>> START TASK INPUT
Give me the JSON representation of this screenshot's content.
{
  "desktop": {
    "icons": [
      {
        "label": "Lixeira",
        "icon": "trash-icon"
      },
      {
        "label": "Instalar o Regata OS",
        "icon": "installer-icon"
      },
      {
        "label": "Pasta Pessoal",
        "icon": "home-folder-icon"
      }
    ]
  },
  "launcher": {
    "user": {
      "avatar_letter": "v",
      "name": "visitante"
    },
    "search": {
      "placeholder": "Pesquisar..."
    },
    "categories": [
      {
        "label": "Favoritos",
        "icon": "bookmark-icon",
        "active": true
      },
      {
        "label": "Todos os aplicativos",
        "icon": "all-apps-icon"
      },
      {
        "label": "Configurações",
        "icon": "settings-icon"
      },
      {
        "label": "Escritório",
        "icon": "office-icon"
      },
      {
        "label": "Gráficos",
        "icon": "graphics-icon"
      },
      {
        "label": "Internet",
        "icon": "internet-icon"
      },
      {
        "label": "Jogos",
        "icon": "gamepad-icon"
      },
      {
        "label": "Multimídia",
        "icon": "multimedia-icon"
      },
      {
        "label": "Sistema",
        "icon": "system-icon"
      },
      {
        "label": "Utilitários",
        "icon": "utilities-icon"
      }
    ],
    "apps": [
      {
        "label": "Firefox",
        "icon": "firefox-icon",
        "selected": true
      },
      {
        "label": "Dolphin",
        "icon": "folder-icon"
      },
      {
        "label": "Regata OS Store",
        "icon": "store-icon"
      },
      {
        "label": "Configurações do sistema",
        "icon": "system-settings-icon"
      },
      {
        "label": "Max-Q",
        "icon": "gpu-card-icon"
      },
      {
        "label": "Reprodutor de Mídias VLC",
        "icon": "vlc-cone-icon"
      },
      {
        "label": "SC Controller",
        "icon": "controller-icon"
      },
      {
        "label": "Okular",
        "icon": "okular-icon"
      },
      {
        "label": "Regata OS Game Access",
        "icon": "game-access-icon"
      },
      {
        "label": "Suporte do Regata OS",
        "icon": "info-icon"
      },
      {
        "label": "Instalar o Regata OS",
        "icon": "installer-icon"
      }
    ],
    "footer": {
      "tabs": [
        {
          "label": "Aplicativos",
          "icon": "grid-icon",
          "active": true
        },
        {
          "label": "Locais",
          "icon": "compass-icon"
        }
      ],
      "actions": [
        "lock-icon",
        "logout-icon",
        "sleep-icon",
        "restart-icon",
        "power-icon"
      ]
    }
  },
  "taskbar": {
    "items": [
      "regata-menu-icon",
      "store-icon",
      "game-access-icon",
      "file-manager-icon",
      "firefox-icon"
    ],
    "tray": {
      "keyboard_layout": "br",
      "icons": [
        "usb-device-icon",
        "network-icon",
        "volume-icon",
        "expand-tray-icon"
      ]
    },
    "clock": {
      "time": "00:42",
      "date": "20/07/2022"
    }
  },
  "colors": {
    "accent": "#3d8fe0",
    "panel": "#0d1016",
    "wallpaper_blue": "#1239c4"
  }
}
>> END TASK INPUT
Output the complete data exactly as written.

§ **OUTPUT FOR THIS TASK**
Give me the JSON representation of this screenshot's content.
{
  "desktop": {
    "icons": [
      {
        "label": "Lixeira",
        "icon": "trash-icon"
      },
      {
        "label": "Instalar o Regata OS",
        "icon": "installer-icon"
      },
      {
        "label": "Pasta Pessoal",
        "icon": "home-folder-icon"
      }
    ]
  },
  "launcher": {
    "user": {
      "avatar_letter": "v",
      "name": "visitante"
    },
    "search": {
      "placeholder": "Pesquisar..."
    },
    "categories": [
      {
        "label": "Favoritos",
        "icon": "bookmark-icon",
        "active": true
      },
      {
        "label": "Todos os aplicativos",
        "icon": "all-apps-icon"
      },
      {
        "label": "Configurações",
        "icon": "settings-icon"
      },
      {
        "label": "Escritório",
        "icon": "office-icon"
      },
      {
        "label": "Gráficos",
        "icon": "graphics-icon"
      },
      {
        "label": "Internet",
        "icon": "internet-icon"
      },
      {
        "label": "Jogos",
        "icon": "gamepad-icon"
      },
      {
        "label": "Multimídia",
        "icon": "multimedia-icon"
      },
      {
        "label": "Sistema",
        "icon": "system-icon"
      },
      {
        "label": "Utilitários",
        "icon": "utilities-icon"
      }
    ],
    "apps": [
      {
        "label": "Firefox",
        "icon": "firefox-icon",
        "selected": true
      },
      {
        "label": "Dolphin",
        "icon": "folder-icon"
      },
      {
        "label": "Regata OS Store",
        "icon": "store-icon"
      },
      {
        "label": "Configurações do sistema",
        "icon": "system-settings-icon"
      },
      {
        "label": "Max-Q",
        "icon": "gpu-card-icon"
      },
      {
        "label": "Reprodutor de Mídias VLC",
        "icon": "vlc-cone-icon"
      },
      {
        "label": "SC Controller",
        "icon": "controller-icon"
      },
      {
        "label": "Okular",
        "icon": "okular-icon"
      },
      {
        "label": "Regata OS Game Access",
        "icon": "game-access-icon"
      },
      {
        "label": "Suporte do Regata OS",
        "icon": "info-icon"
      },
      {
        "label": "Instalar o Regata OS",
        "icon": "installer-icon"
      }
    ],
    "footer": {
      "tabs": [
        {
          "label": "Aplicativos",
          "icon": "grid-icon",
          "active": true
        },
        {
          "label": "Locais",
          "icon": "compass-icon"
        }
      ],
      "actions": [
        "lock-icon",
        "logout-icon",
        "sleep-icon",
        "restart-icon",
        "power-icon"
      ]
    }
  },
  "taskbar": {
    "items": [
      "regata-menu-icon",
      "store-icon",
      "game-access-icon",
      "file-manager-icon",
      "firefox-icon"
    ],
    "tray": {
      "keyboard_layout": "br",
      "icons": [
        "usb-device-icon",
        "network-icon",
        "volume-icon",
        "expand-tray-icon"
      ]
    },
    "clock": {
      "time": "00:42",
      "date": "20/07/2022"
    }
  },
  "colors": {
    "accent": "#3d8fe0",
    "panel": "#0d1016",
    "wallpaper_blue": "#1239c4"
  }
}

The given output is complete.